>> Begin
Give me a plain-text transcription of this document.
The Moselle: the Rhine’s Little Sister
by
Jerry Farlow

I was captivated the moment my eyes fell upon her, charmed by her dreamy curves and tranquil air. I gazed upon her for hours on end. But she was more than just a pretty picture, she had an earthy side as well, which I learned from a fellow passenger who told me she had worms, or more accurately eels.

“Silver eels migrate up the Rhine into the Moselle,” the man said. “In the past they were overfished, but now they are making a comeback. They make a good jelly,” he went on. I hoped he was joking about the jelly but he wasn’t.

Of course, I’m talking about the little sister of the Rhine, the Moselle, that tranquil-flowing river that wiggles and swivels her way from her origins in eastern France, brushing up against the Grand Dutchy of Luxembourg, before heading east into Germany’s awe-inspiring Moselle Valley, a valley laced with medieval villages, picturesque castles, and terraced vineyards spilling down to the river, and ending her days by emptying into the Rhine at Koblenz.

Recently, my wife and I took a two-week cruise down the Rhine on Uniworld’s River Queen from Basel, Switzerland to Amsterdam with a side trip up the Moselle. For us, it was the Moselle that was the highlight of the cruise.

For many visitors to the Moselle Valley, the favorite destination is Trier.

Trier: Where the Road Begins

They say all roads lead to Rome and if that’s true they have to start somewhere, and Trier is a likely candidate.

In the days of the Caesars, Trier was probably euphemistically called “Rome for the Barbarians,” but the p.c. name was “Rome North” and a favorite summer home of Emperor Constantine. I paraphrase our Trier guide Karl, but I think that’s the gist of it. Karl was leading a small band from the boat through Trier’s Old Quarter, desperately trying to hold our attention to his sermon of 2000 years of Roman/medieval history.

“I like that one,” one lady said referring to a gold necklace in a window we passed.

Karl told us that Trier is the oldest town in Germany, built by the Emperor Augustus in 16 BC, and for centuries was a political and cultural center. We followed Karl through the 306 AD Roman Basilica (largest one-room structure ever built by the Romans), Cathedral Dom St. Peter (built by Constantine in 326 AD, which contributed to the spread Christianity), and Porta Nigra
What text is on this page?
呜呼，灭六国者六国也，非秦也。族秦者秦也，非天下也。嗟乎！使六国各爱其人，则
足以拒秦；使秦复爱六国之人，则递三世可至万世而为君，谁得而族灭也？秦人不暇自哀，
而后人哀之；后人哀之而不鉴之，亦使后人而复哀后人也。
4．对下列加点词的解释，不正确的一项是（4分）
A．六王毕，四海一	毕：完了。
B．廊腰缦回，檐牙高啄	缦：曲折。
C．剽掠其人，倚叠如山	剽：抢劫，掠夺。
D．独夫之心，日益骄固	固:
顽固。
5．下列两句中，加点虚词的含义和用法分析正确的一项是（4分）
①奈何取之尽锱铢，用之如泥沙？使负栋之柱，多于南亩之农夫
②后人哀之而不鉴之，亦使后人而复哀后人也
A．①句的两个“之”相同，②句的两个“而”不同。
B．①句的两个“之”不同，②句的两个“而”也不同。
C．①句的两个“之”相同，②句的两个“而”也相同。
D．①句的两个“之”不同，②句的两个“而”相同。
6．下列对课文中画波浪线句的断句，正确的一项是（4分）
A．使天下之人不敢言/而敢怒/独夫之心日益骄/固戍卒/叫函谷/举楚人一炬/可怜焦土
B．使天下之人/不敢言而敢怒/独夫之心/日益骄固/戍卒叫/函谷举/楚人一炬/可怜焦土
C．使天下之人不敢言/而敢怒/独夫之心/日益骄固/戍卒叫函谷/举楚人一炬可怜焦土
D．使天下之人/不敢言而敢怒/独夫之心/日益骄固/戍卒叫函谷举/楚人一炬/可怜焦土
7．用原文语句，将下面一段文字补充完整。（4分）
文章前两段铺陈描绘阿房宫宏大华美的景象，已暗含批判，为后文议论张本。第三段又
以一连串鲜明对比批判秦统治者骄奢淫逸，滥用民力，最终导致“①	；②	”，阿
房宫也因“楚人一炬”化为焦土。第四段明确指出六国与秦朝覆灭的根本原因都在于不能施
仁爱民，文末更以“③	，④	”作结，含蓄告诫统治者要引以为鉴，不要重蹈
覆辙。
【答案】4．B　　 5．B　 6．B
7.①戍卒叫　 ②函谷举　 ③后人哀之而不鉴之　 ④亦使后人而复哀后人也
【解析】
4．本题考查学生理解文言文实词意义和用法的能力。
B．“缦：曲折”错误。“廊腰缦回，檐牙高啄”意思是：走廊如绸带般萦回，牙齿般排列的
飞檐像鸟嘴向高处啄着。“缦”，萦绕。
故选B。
>> End
REQUIREMENTS -> Reproduce the complete set of lines precisely as supplied.

COMPLETED EXERCISE ->
Give me a plain-text transcription of this document.
The Moselle: the Rhine’s Little Sister
by
Jerry Farlow

I was captivated the moment my eyes fell upon her, charmed by her dreamy curves and tranquil air. I gazed upon her for hours on end. But she was more than just a pretty picture, she had an earthy side as well, which I learned from a fellow passenger who told me she had worms, or more accurately eels.

“Silver eels migrate up the Rhine into the Moselle,” the man said. “In the past they were overfished, but now they are making a comeback. They make a good jelly,” he went on. I hoped he was joking about the jelly but he wasn’t.

Of course, I’m talking about the little sister of the Rhine, the Moselle, that tranquil-flowing river that wiggles and swivels her way from her origins in eastern France, brushing up against the Grand Dutchy of Luxembourg, before heading east into Germany’s awe-inspiring Moselle Valley, a valley laced with medieval villages, picturesque castles, and terraced vineyards spilling down to the river, and ending her days by emptying into the Rhine at Koblenz.

Recently, my wife and I took a two-week cruise down the Rhine on Uniworld’s River Queen from Basel, Switzerland to Amsterdam with a side trip up the Moselle. For us, it was the Moselle that was the highlight of the cruise.

For many visitors to the Moselle Valley, the favorite destination is Trier.

Trier: Where the Road Begins

They say all roads lead to Rome and if that’s true they have to start somewhere, and Trier is a likely candidate.

In the days of the Caesars, Trier was probably euphemistically called “Rome for the Barbarians,” but the p.c. name was “Rome North” and a favorite summer home of Emperor Constantine. I paraphrase our Trier guide Karl, but I think that’s the gist of it. Karl was leading a small band from the boat through Trier’s Old Quarter, desperately trying to hold our attention to his sermon of 2000 years of Roman/medieval history.

“I like that one,” one lady said referring to a gold necklace in a window we passed.

Karl told us that Trier is the oldest town in Germany, built by the Emperor Augustus in 16 BC, and for centuries was a political and cultural center. We followed Karl through the 306 AD Roman Basilica (largest one-room structure ever built by the Romans), Cathedral Dom St. Peter (built by Constantine in 326 AD, which contributed to the spread Christianity), and Porta Nigra
What text is on this page?
呜呼，灭六国者六国也，非秦也。族秦者秦也，非天下也。嗟乎！使六国各爱其人，则
足以拒秦；使秦复爱六国之人，则递三世可至万世而为君，谁得而族灭也？秦人不暇自哀，
而后人哀之；后人哀之而不鉴之，亦使后人而复哀后人也。
4．对下列加点词的解释，不正确的一项是（4分）
A．六王毕，四海一	毕：完了。
B．廊腰缦回，檐牙高啄	缦：曲折。
C．剽掠其人，倚叠如山	剽：抢劫，掠夺。
D．独夫之心，日益骄固	固:
顽固。
5．下列两句中，加点虚词的含义和用法分析正确的一项是（4分）
①奈何取之尽锱铢，用之如泥沙？使负栋之柱，多于南亩之农夫
②后人哀之而不鉴之，亦使后人而复哀后人也
A．①句的两个“之”相同，②句的两个“而”不同。
B．①句的两个“之”不同，②句的两个“而”也不同。
C．①句的两个“之”相同，②句的两个“而”也相同。
D．①句的两个“之”不同，②句的两个“而”相同。
6．下列对课文中画波浪线句的断句，正确的一项是（4分）
A．使天下之人不敢言/而敢怒/独夫之心日益骄/固戍卒/叫函谷/举楚人一炬/可怜焦土
B．使天下之人/不敢言而敢怒/独夫之心/日益骄固/戍卒叫/函谷举/楚人一炬/可怜焦土
C．使天下之人不敢言/而敢怒/独夫之心/日益骄固/戍卒叫函谷/举楚人一炬可怜焦土
D．使天下之人/不敢言而敢怒/独夫之心/日益骄固/戍卒叫函谷举/楚人一炬/可怜焦土
7．用原文语句，将下面一段文字补充完整。（4分）
文章前两段铺陈描绘阿房宫宏大华美的景象，已暗含批判，为后文议论张本。第三段又
以一连串鲜明对比批判秦统治者骄奢淫逸，滥用民力，最终导致“①	；②	”，阿
房宫也因“楚人一炬”化为焦土。第四段明确指出六国与秦朝覆灭的根本原因都在于不能施
仁爱民，文末更以“③	，④	”作结，含蓄告诫统治者要引以为鉴，不要重蹈
覆辙。
【答案】4．B　　 5．B　 6．B
7.①戍卒叫　 ②函谷举　 ③后人哀之而不鉴之　 ④亦使后人而复哀后人也
【解析】
4．本题考查学生理解文言文实词意义和用法的能力。
B．“缦：曲折”错误。“廊腰缦回，檐牙高啄”意思是：走廊如绸带般萦回，牙齿般排列的
飞檐像鸟嘴向高处啄着。“缦”，萦绕。
故选B。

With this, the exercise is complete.